>>>>
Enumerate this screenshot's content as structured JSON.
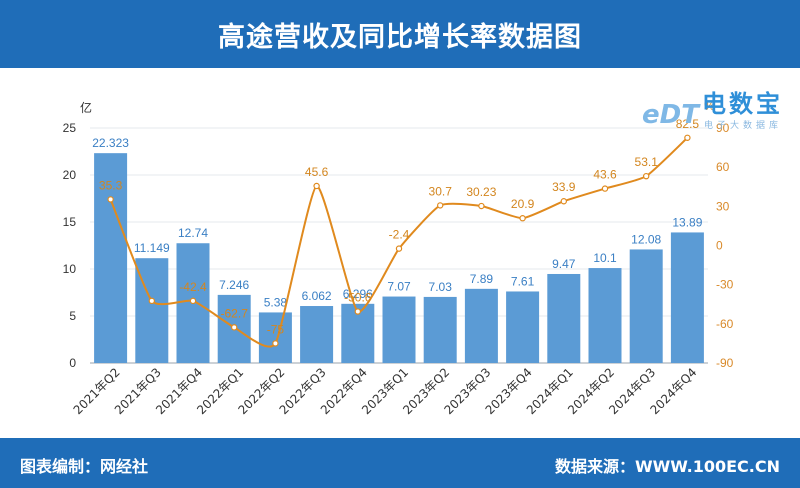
{
  "header": {
    "title": "高途营收及同比增长率数据图"
  },
  "footer": {
    "left_text": "图表编制：网经社",
    "right_text": "数据来源：WWW.100EC.CN"
  },
  "logo": {
    "brand": "电数宝",
    "sub": "电子大数据库",
    "mark": "eDT"
  },
  "colors": {
    "header_bg": "#1f6db8",
    "bar": "#5b9bd5",
    "line": "#e08a1e",
    "axis_right": "#d98a2a"
  },
  "chart_data": {
    "type": "bar",
    "categories": [
      "2021年Q2",
      "2021年Q3",
      "2021年Q4",
      "2022年Q1",
      "2022年Q2",
      "2022年Q3",
      "2022年Q4",
      "2023年Q1",
      "2023年Q2",
      "2023年Q3",
      "2023年Q4",
      "2024年Q1",
      "2024年Q2",
      "2024年Q3",
      "2024年Q4"
    ],
    "series": [
      {
        "name": "营收",
        "type": "bar",
        "axis": "left",
        "values": [
          22.323,
          11.149,
          12.74,
          7.246,
          5.38,
          6.062,
          6.296,
          7.07,
          7.03,
          7.89,
          7.61,
          9.47,
          10.1,
          12.08,
          13.89
        ],
        "labels": [
          "22.323",
          "11.149",
          "12.74",
          "7.246",
          "5.38",
          "6.062",
          "6.296",
          "7.07",
          "7.03",
          "7.89",
          "7.61",
          "9.47",
          "10.1",
          "12.08",
          "13.89"
        ]
      },
      {
        "name": "同比增长率",
        "type": "line",
        "axis": "right",
        "values": [
          35.3,
          -42.4,
          -42.4,
          -62.7,
          -75,
          45.6,
          -50.6,
          -2.4,
          30.7,
          30.23,
          20.9,
          33.9,
          43.6,
          53.1,
          82.5
        ],
        "labels": [
          "35.3",
          "",
          "-42.4",
          "-62.7",
          "-75",
          "45.6",
          "-50.6",
          "-2.4",
          "30.7",
          "30.23",
          "20.9",
          "33.9",
          "43.6",
          "53.1",
          "82.5"
        ]
      }
    ],
    "left_axis": {
      "unit": "亿",
      "min": 0,
      "max": 25,
      "ticks": [
        0,
        5,
        10,
        15,
        20,
        25
      ]
    },
    "right_axis": {
      "unit": "%",
      "min": -90,
      "max": 90,
      "ticks": [
        -90,
        -60,
        -30,
        0,
        30,
        60,
        90
      ]
    }
  }
}
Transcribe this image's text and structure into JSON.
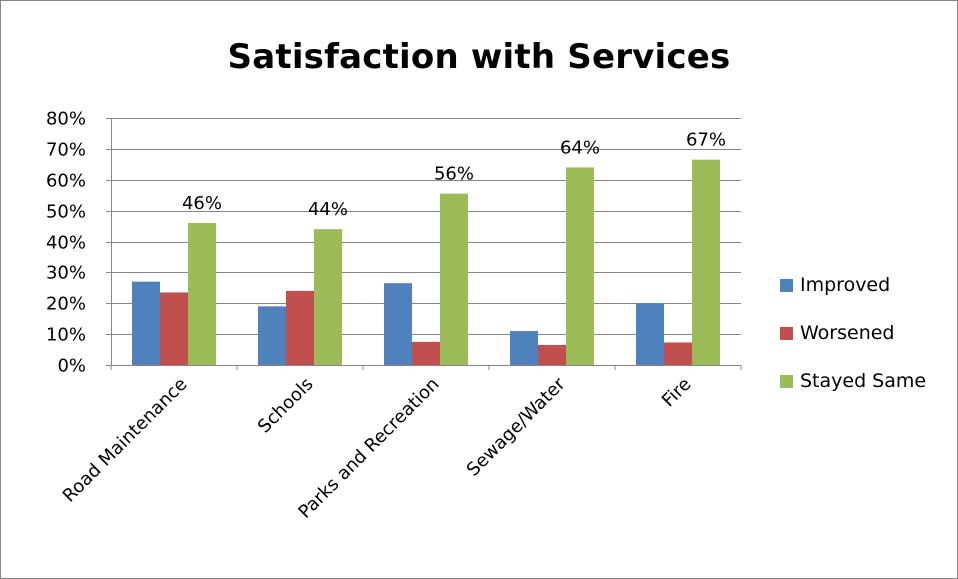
{
  "chart_data": {
    "type": "bar",
    "title": "Satisfaction with Services",
    "categories": [
      "Road Maintenance",
      "Schools",
      "Parks and Recreation",
      "Sewage/Water",
      "Fire"
    ],
    "series": [
      {
        "name": "Improved",
        "color": "#4F81BD",
        "values": [
          0.27,
          0.19,
          0.265,
          0.11,
          0.2
        ]
      },
      {
        "name": "Worsened",
        "color": "#C0504D",
        "values": [
          0.235,
          0.24,
          0.075,
          0.065,
          0.073
        ]
      },
      {
        "name": "Stayed Same",
        "color": "#9BBB59",
        "values": [
          0.46,
          0.44,
          0.555,
          0.64,
          0.665
        ],
        "data_labels": [
          "46%",
          "44%",
          "56%",
          "64%",
          "67%"
        ]
      }
    ],
    "ylim": [
      0,
      0.8
    ],
    "yticks": [
      "0%",
      "10%",
      "20%",
      "30%",
      "40%",
      "50%",
      "60%",
      "70%",
      "80%"
    ],
    "grid": true,
    "legend_position": "right",
    "xlabel": "",
    "ylabel": ""
  }
}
<<<<
Stated goal: Leave every image out, and retype the material exactly.

Correct response:
Enumerate this screenshot's content as structured JSON.
{
  "header": {
    "title": "高途营收及同比增长率数据图"
  },
  "footer": {
    "left_text": "图表编制：网经社",
    "right_text": "数据来源：WWW.100EC.CN"
  },
  "logo": {
    "brand": "电数宝",
    "sub": "电子大数据库",
    "mark": "eDT"
  },
  "colors": {
    "header_bg": "#1f6db8",
    "bar": "#5b9bd5",
    "line": "#e08a1e",
    "axis_right": "#d98a2a"
  },
  "chart_data": {
    "type": "bar",
    "categories": [
      "2021年Q2",
      "2021年Q3",
      "2021年Q4",
      "2022年Q1",
      "2022年Q2",
      "2022年Q3",
      "2022年Q4",
      "2023年Q1",
      "2023年Q2",
      "2023年Q3",
      "2023年Q4",
      "2024年Q1",
      "2024年Q2",
      "2024年Q3",
      "2024年Q4"
    ],
    "series": [
      {
        "name": "营收",
        "type": "bar",
        "axis": "left",
        "values": [
          22.323,
          11.149,
          12.74,
          7.246,
          5.38,
          6.062,
          6.296,
          7.07,
          7.03,
          7.89,
          7.61,
          9.47,
          10.1,
          12.08,
          13.89
        ],
        "labels": [
          "22.323",
          "11.149",
          "12.74",
          "7.246",
          "5.38",
          "6.062",
          "6.296",
          "7.07",
          "7.03",
          "7.89",
          "7.61",
          "9.47",
          "10.1",
          "12.08",
          "13.89"
        ]
      },
      {
        "name": "同比增长率",
        "type": "line",
        "axis": "right",
        "values": [
          35.3,
          -42.4,
          -42.4,
          -62.7,
          -75,
          45.6,
          -50.6,
          -2.4,
          30.7,
          30.23,
          20.9,
          33.9,
          43.6,
          53.1,
          82.5
        ],
        "labels": [
          "35.3",
          "",
          "-42.4",
          "-62.7",
          "-75",
          "45.6",
          "-50.6",
          "-2.4",
          "30.7",
          "30.23",
          "20.9",
          "33.9",
          "43.6",
          "53.1",
          "82.5"
        ]
      }
    ],
    "left_axis": {
      "unit": "亿",
      "min": 0,
      "max": 25,
      "ticks": [
        0,
        5,
        10,
        15,
        20,
        25
      ]
    },
    "right_axis": {
      "unit": "%",
      "min": -90,
      "max": 90,
      "ticks": [
        -90,
        -60,
        -30,
        0,
        30,
        60,
        90
      ]
    }
  }
}
Transcribe this image's text and structure into JSON.
{
  "chart_data": {
    "type": "bar",
    "title": "Satisfaction with Services",
    "categories": [
      "Road Maintenance",
      "Schools",
      "Parks and Recreation",
      "Sewage/Water",
      "Fire"
    ],
    "series": [
      {
        "name": "Improved",
        "color": "#4F81BD",
        "values": [
          0.27,
          0.19,
          0.265,
          0.11,
          0.2
        ]
      },
      {
        "name": "Worsened",
        "color": "#C0504D",
        "values": [
          0.235,
          0.24,
          0.075,
          0.065,
          0.073
        ]
      },
      {
        "name": "Stayed Same",
        "color": "#9BBB59",
        "values": [
          0.46,
          0.44,
          0.555,
          0.64,
          0.665
        ],
        "data_labels": [
          "46%",
          "44%",
          "56%",
          "64%",
          "67%"
        ]
      }
    ],
    "ylim": [
      0,
      0.8
    ],
    "yticks": [
      "0%",
      "10%",
      "20%",
      "30%",
      "40%",
      "50%",
      "60%",
      "70%",
      "80%"
    ],
    "grid": true,
    "legend_position": "right",
    "xlabel": "",
    "ylabel": ""
  }
}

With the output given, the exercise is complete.